▶ Consigne
Recopiez mot pour mot, dans l'article ci-dessous sur le Qatargate, tout ce qui va de « Qatargate : la » jusqu'à « ils étaient députés. ».

╭─ Extrait du texte

Qatargate : la justice belge se dessaisit du volet marocain

 


Une ancienne photo reprise par la presse belge montrant MM. Atmoun et Panzeri du temps où ils étaient députés.


 

Finalement et après un an et demi de procédures, la justice belge s’est dessaisie du volet marocain de l’affaire Qatargate. C’est ce qu’a révélé la presse belge se référant à une décision de la justice belge actée en fin de semaine dernière. En effet, les magistrats belges chargés de l’enquête sur « tentatives d’influence exercées par le Qatar et le Maroc sur le Parlement européen, à travers la corruption de certains eurodéputés », ont conclu au manque de preuves pouvant justifier des poursuites en Belgique contre des responsables marocains. Il s’agit principalement de l’ambassadeur du Maroc en Pologne, Abderrahim Atmoun et d’un fonctionnaire marocain présenté comme agent des services secrets extérieurs marocains. Le dossier des deux aurait été transférés à la justice marocaine. Laquelle devra les juger s’il y a matière à procès, selon les magistrats belges. Autrement dit, au lieu de classer le dossier, la justice belge a trouvé cette parade…


Néanmoins, la justice belge poursuivra ses investigations concernant notamment l’ancien eurodéputé italien Pier Antonio Panzeri et l’ancienne vice présidente du parlement européen Eva Kaili. Les deux ont été mis aux arrêts en décembre 2022 avant d’être libérés des semaines plus tard. C’est M. Panzeri qui aurait cité le nom de M. Atmoun, les deux étaient membres de la commission mixte parlement européen-parlement marocain. Une commission que présidait du côté marocain M. Atmoun, alors député, avant sa nomination au poste d’ambassadeur. M. Panzeri avait conclu un accord avec la justice belge en vertu duquel il peut bénéficier de circonstances atténuantes, voire même être considéré comme témoin, à condition de tout livrer… Il a chargé des dirigeants qataris et M. Atmoun. Sans preuves. La justice belge s’en est rendue compte.

╰─
╭─ Données extraites

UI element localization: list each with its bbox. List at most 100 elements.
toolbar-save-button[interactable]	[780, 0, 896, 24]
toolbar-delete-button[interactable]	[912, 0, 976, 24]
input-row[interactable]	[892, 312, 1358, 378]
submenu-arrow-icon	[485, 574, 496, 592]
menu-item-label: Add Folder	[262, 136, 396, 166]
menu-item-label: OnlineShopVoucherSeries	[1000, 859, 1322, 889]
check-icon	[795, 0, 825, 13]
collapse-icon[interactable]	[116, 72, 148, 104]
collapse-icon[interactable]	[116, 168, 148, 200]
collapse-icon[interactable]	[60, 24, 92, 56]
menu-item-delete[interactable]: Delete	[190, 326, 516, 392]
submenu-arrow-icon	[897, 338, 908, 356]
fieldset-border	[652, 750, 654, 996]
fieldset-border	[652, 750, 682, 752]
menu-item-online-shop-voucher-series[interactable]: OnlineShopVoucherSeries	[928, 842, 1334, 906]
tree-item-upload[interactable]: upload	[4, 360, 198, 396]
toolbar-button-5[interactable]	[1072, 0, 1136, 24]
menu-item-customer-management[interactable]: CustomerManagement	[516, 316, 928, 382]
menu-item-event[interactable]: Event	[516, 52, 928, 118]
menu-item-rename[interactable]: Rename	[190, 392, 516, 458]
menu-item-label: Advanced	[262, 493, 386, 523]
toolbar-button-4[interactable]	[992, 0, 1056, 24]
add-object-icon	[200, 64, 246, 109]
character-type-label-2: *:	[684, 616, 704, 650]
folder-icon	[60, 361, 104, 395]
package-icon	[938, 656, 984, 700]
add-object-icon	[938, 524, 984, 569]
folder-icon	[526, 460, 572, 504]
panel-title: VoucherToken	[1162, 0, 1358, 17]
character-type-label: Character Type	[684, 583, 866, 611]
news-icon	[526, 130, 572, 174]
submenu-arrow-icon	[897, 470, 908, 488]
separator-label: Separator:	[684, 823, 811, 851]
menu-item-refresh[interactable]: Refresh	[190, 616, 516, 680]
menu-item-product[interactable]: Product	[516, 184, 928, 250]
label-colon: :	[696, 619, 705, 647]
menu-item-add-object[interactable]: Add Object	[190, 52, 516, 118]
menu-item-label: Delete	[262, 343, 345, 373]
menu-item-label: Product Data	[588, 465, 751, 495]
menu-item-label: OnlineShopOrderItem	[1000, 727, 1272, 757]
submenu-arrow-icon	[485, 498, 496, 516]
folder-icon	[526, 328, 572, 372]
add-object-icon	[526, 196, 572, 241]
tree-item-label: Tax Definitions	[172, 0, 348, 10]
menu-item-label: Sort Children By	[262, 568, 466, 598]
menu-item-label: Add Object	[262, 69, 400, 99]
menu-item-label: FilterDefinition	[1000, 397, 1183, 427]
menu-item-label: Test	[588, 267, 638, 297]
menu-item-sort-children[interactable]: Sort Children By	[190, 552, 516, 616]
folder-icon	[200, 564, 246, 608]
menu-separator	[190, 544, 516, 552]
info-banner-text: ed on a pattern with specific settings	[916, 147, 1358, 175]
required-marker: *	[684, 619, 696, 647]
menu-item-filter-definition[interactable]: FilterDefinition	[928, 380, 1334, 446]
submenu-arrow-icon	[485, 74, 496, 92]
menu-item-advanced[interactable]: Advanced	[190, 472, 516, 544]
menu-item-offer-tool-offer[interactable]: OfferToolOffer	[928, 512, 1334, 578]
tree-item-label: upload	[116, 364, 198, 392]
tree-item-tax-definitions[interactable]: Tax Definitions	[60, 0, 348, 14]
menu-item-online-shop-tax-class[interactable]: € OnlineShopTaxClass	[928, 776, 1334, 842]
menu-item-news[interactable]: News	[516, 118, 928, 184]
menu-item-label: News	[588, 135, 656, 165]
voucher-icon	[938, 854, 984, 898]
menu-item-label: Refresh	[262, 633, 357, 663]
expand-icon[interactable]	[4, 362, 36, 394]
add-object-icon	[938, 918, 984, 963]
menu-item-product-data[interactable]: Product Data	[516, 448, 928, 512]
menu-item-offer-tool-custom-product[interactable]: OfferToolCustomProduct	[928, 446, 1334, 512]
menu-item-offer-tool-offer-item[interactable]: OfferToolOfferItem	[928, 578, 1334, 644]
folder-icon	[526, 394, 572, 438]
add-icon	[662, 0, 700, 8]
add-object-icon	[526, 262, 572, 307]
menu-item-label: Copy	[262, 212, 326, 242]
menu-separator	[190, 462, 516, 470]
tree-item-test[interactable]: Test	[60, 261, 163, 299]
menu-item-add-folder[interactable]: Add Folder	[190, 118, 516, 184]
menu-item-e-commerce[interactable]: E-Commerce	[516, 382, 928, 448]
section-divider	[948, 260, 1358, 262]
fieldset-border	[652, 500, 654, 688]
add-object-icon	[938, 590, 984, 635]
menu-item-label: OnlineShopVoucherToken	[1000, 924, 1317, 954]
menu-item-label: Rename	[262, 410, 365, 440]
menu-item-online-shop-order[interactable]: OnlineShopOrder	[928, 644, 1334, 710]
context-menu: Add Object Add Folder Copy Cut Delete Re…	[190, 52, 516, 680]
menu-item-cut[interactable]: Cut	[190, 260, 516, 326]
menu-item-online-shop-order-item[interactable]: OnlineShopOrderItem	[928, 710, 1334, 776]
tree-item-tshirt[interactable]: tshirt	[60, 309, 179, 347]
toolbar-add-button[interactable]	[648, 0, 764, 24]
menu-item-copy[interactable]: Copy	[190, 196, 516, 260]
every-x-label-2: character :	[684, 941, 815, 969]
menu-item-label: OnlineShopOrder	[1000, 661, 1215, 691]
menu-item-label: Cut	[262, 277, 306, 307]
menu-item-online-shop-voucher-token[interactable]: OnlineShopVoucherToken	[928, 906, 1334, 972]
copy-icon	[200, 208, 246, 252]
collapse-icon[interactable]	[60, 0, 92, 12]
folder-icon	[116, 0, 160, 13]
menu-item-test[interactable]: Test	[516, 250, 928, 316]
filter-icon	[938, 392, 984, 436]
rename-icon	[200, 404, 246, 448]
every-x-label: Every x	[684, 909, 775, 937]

╰─

▶ Résultat
Qatargate : la justice belge se dessaisit du volet marocain

 


Une ancienne photo reprise par la presse belge montrant MM. Atmoun et Panzeri du temps où ils étaient députés.